Extracted records:
══════════
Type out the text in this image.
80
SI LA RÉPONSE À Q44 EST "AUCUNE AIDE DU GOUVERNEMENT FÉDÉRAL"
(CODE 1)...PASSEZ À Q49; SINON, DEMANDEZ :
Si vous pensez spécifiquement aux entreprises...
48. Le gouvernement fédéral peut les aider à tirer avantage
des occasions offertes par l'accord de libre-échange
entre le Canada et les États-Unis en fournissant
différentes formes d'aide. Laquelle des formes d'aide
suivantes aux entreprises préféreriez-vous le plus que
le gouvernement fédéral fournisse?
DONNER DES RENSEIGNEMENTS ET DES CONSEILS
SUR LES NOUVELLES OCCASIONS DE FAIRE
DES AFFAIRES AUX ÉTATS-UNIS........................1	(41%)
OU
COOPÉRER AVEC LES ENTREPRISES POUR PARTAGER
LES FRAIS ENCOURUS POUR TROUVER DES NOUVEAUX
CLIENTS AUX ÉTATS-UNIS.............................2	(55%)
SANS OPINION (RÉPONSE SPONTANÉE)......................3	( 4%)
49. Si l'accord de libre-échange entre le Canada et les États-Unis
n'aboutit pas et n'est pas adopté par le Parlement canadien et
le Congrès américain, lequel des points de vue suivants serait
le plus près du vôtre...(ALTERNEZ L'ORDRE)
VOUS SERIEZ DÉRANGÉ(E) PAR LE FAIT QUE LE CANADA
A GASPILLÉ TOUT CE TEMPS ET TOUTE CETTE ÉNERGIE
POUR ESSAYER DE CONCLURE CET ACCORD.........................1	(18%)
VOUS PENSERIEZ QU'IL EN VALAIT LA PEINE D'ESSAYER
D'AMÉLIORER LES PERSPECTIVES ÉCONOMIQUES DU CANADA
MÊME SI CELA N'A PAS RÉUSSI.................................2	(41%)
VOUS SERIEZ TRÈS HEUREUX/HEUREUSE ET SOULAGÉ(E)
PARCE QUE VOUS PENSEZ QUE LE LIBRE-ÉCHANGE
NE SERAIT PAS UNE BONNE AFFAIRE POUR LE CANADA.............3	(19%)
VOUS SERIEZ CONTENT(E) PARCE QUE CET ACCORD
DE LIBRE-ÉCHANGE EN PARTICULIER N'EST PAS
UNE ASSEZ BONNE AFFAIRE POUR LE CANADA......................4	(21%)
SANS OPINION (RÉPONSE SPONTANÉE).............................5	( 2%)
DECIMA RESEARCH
══════════
Given request
Select the lines that carry the string "RÉPONSE" and copy them.

Right answer
SI LA RÉPONSE À Q44 EST "AUCUNE AIDE DU GOUVERNEMENT FÉDÉRAL"
SANS OPINION (RÉPONSE SPONTANÉE)......................3	( 4%)
SANS OPINION (RÉPONSE SPONTANÉE).............................5	( 2%)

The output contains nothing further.